§ **Exercise requirements**
Could you extract every entry below and reproduce it exactly?

[Extracted records]
=-=-=

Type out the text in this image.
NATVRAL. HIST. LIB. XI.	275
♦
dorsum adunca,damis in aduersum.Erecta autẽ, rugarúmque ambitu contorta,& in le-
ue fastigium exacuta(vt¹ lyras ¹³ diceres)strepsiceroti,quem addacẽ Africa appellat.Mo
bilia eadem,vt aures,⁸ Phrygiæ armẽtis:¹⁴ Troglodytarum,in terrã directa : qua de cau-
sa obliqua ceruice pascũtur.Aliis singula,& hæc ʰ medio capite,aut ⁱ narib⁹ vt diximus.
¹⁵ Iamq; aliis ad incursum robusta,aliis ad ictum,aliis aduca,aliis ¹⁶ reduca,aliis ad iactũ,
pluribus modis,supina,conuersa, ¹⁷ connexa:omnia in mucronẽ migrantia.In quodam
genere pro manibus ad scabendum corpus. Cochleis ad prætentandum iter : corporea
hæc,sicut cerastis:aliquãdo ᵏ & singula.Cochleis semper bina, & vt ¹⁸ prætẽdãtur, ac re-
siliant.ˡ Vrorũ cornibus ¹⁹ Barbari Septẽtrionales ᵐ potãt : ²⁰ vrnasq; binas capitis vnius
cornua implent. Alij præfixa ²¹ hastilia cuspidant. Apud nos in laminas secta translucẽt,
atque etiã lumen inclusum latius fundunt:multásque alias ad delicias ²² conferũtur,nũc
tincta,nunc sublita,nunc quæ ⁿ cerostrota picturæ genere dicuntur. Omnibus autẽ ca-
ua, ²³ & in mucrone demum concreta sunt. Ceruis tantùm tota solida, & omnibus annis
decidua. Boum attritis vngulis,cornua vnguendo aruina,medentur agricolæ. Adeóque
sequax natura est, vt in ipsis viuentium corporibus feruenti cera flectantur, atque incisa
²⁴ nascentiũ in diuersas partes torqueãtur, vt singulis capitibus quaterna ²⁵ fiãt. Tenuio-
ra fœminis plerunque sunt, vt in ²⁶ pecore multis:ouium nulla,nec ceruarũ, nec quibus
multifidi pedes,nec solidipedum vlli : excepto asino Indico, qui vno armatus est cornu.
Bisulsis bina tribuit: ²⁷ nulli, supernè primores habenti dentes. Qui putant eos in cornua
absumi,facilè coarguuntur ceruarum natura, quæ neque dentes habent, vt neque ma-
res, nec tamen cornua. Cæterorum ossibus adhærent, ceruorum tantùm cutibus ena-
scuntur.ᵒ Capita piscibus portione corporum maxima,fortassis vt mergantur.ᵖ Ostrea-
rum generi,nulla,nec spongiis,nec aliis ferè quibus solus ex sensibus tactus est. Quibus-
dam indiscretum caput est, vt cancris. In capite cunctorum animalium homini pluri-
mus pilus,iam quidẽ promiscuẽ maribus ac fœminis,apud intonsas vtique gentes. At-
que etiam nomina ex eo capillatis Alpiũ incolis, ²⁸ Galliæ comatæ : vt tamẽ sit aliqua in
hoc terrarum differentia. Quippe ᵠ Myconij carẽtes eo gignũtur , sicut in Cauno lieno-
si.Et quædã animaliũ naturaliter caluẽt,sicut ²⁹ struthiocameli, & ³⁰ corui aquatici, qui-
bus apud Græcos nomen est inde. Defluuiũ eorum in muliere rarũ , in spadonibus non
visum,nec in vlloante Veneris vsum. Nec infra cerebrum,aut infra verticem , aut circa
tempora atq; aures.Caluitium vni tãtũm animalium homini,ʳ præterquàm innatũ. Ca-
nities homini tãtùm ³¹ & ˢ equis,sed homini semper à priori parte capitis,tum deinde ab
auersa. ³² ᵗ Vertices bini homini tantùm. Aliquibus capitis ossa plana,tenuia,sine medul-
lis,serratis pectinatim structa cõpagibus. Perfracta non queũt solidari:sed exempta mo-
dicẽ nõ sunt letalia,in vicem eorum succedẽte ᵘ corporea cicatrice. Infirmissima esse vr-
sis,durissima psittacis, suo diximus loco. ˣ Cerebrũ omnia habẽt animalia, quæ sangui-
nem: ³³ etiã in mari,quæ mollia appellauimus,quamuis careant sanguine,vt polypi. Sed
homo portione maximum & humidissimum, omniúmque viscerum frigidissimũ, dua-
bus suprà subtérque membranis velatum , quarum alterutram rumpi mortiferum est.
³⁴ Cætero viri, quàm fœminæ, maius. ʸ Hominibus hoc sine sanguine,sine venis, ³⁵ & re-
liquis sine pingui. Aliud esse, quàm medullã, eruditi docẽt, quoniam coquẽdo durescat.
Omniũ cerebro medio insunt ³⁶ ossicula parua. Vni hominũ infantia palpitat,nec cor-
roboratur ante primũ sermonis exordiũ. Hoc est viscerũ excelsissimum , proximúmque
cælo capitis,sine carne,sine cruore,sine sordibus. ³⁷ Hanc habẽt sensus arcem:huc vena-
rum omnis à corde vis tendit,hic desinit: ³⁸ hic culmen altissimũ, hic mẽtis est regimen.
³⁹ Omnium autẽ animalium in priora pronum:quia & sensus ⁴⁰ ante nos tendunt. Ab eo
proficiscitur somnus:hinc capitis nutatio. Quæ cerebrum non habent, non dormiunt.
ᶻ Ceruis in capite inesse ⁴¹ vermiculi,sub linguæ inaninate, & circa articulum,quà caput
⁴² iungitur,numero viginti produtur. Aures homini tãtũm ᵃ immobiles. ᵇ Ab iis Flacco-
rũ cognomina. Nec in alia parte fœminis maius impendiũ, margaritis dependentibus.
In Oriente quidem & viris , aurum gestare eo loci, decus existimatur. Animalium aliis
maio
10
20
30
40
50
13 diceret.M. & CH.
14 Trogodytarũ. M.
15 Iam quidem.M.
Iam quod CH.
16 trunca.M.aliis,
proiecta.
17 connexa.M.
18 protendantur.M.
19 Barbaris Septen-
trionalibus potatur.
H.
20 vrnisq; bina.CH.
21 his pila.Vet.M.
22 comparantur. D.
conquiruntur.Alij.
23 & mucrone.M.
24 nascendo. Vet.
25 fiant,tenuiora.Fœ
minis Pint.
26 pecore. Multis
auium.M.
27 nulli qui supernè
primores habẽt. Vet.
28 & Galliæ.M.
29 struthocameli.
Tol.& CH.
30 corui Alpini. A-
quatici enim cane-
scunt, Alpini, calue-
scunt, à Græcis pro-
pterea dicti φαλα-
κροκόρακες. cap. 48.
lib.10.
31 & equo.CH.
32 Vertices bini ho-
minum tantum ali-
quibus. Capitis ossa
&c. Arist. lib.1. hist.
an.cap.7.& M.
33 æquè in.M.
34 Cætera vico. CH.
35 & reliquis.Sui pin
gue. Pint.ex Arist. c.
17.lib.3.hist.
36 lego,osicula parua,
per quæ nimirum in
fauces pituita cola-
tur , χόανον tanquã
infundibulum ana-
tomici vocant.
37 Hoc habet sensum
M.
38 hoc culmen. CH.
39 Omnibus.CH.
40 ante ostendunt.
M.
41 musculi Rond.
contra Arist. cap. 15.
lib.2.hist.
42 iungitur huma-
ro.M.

=-=-=

§ **Result for this task**
Type out the text in this image.
NATVRAL. HIST. LIB. XI.	275
♦
dorsum adunca,damis in aduersum.Erecta autẽ, rugarúmque ambitu contorta,& in le-
ue fastigium exacuta(vt¹ lyras ¹³ diceres)strepsiceroti,quem addacẽ Africa appellat.Mo
bilia eadem,vt aures,⁸ Phrygiæ armẽtis:¹⁴ Troglodytarum,in terrã directa : qua de cau-
sa obliqua ceruice pascũtur.Aliis singula,& hæc ʰ medio capite,aut ⁱ narib⁹ vt diximus.
¹⁵ Iamq; aliis ad incursum robusta,aliis ad ictum,aliis aduca,aliis ¹⁶ reduca,aliis ad iactũ,
pluribus modis,supina,conuersa, ¹⁷ connexa:omnia in mucronẽ migrantia.In quodam
genere pro manibus ad scabendum corpus. Cochleis ad prætentandum iter : corporea
hæc,sicut cerastis:aliquãdo ᵏ & singula.Cochleis semper bina, & vt ¹⁸ prætẽdãtur, ac re-
siliant.ˡ Vrorũ cornibus ¹⁹ Barbari Septẽtrionales ᵐ potãt : ²⁰ vrnasq; binas capitis vnius
cornua implent. Alij præfixa ²¹ hastilia cuspidant. Apud nos in laminas secta translucẽt,
atque etiã lumen inclusum latius fundunt:multásque alias ad delicias ²² conferũtur,nũc
tincta,nunc sublita,nunc quæ ⁿ cerostrota picturæ genere dicuntur. Omnibus autẽ ca-
ua, ²³ & in mucrone demum concreta sunt. Ceruis tantùm tota solida, & omnibus annis
decidua. Boum attritis vngulis,cornua vnguendo aruina,medentur agricolæ. Adeóque
sequax natura est, vt in ipsis viuentium corporibus feruenti cera flectantur, atque incisa
²⁴ nascentiũ in diuersas partes torqueãtur, vt singulis capitibus quaterna ²⁵ fiãt. Tenuio-
ra fœminis plerunque sunt, vt in ²⁶ pecore multis:ouium nulla,nec ceruarũ, nec quibus
multifidi pedes,nec solidipedum vlli : excepto asino Indico, qui vno armatus est cornu.
Bisulsis bina tribuit: ²⁷ nulli, supernè primores habenti dentes. Qui putant eos in cornua
absumi,facilè coarguuntur ceruarum natura, quæ neque dentes habent, vt neque ma-
res, nec tamen cornua. Cæterorum ossibus adhærent, ceruorum tantùm cutibus ena-
scuntur.ᵒ Capita piscibus portione corporum maxima,fortassis vt mergantur.ᵖ Ostrea-
rum generi,nulla,nec spongiis,nec aliis ferè quibus solus ex sensibus tactus est. Quibus-
dam indiscretum caput est, vt cancris. In capite cunctorum animalium homini pluri-
mus pilus,iam quidẽ promiscuẽ maribus ac fœminis,apud intonsas vtique gentes. At-
que etiam nomina ex eo capillatis Alpiũ incolis, ²⁸ Galliæ comatæ : vt tamẽ sit aliqua in
hoc terrarum differentia. Quippe ᵠ Myconij carẽtes eo gignũtur , sicut in Cauno lieno-
si.Et quædã animaliũ naturaliter caluẽt,sicut ²⁹ struthiocameli, & ³⁰ corui aquatici, qui-
bus apud Græcos nomen est inde. Defluuiũ eorum in muliere rarũ , in spadonibus non
visum,nec in vlloante Veneris vsum. Nec infra cerebrum,aut infra verticem , aut circa
tempora atq; aures.Caluitium vni tãtũm animalium homini,ʳ præterquàm innatũ. Ca-
nities homini tãtùm ³¹ & ˢ equis,sed homini semper à priori parte capitis,tum deinde ab
auersa. ³² ᵗ Vertices bini homini tantùm. Aliquibus capitis ossa plana,tenuia,sine medul-
lis,serratis pectinatim structa cõpagibus. Perfracta non queũt solidari:sed exempta mo-
dicẽ nõ sunt letalia,in vicem eorum succedẽte ᵘ corporea cicatrice. Infirmissima esse vr-
sis,durissima psittacis, suo diximus loco. ˣ Cerebrũ omnia habẽt animalia, quæ sangui-
nem: ³³ etiã in mari,quæ mollia appellauimus,quamuis careant sanguine,vt polypi. Sed
homo portione maximum & humidissimum, omniúmque viscerum frigidissimũ, dua-
bus suprà subtérque membranis velatum , quarum alterutram rumpi mortiferum est.
³⁴ Cætero viri, quàm fœminæ, maius. ʸ Hominibus hoc sine sanguine,sine venis, ³⁵ & re-
liquis sine pingui. Aliud esse, quàm medullã, eruditi docẽt, quoniam coquẽdo durescat.
Omniũ cerebro medio insunt ³⁶ ossicula parua. Vni hominũ infantia palpitat,nec cor-
roboratur ante primũ sermonis exordiũ. Hoc est viscerũ excelsissimum , proximúmque
cælo capitis,sine carne,sine cruore,sine sordibus. ³⁷ Hanc habẽt sensus arcem:huc vena-
rum omnis à corde vis tendit,hic desinit: ³⁸ hic culmen altissimũ, hic mẽtis est regimen.
³⁹ Omnium autẽ animalium in priora pronum:quia & sensus ⁴⁰ ante nos tendunt. Ab eo
proficiscitur somnus:hinc capitis nutatio. Quæ cerebrum non habent, non dormiunt.
ᶻ Ceruis in capite inesse ⁴¹ vermiculi,sub linguæ inaninate, & circa articulum,quà caput
⁴² iungitur,numero viginti produtur. Aures homini tãtũm ᵃ immobiles. ᵇ Ab iis Flacco-
rũ cognomina. Nec in alia parte fœminis maius impendiũ, margaritis dependentibus.
In Oriente quidem & viris , aurum gestare eo loci, decus existimatur. Animalium aliis
maio
10
20
30
40
50
13 diceret.M. & CH.
14 Trogodytarũ. M.
15 Iam quidem.M.
Iam quod CH.
16 trunca.M.aliis,
proiecta.
17 connexa.M.
18 protendantur.M.
19 Barbaris Septen-
trionalibus potatur.
H.
20 vrnisq; bina.CH.
21 his pila.Vet.M.
22 comparantur. D.
conquiruntur.Alij.
23 & mucrone.M.
24 nascendo. Vet.
25 fiant,tenuiora.Fœ
minis Pint.
26 pecore. Multis
auium.M.
27 nulli qui supernè
primores habẽt. Vet.
28 & Galliæ.M.
29 struthocameli.
Tol.& CH.
30 corui Alpini. A-
quatici enim cane-
scunt, Alpini, calue-
scunt, à Græcis pro-
pterea dicti φαλα-
κροκόρακες. cap. 48.
lib.10.
31 & equo.CH.
32 Vertices bini ho-
minum tantum ali-
quibus. Capitis ossa
&c. Arist. lib.1. hist.
an.cap.7.& M.
33 æquè in.M.
34 Cætera vico. CH.
35 & reliquis.Sui pin
gue. Pint.ex Arist. c.
17.lib.3.hist.
36 lego,osicula parua,
per quæ nimirum in
fauces pituita cola-
tur , χόανον tanquã
infundibulum ana-
tomici vocant.
37 Hoc habet sensum
M.
38 hoc culmen. CH.
39 Omnibus.CH.
40 ante ostendunt.
M.
41 musculi Rond.
contra Arist. cap. 15.
lib.2.hist.
42 iungitur huma-
ro.M.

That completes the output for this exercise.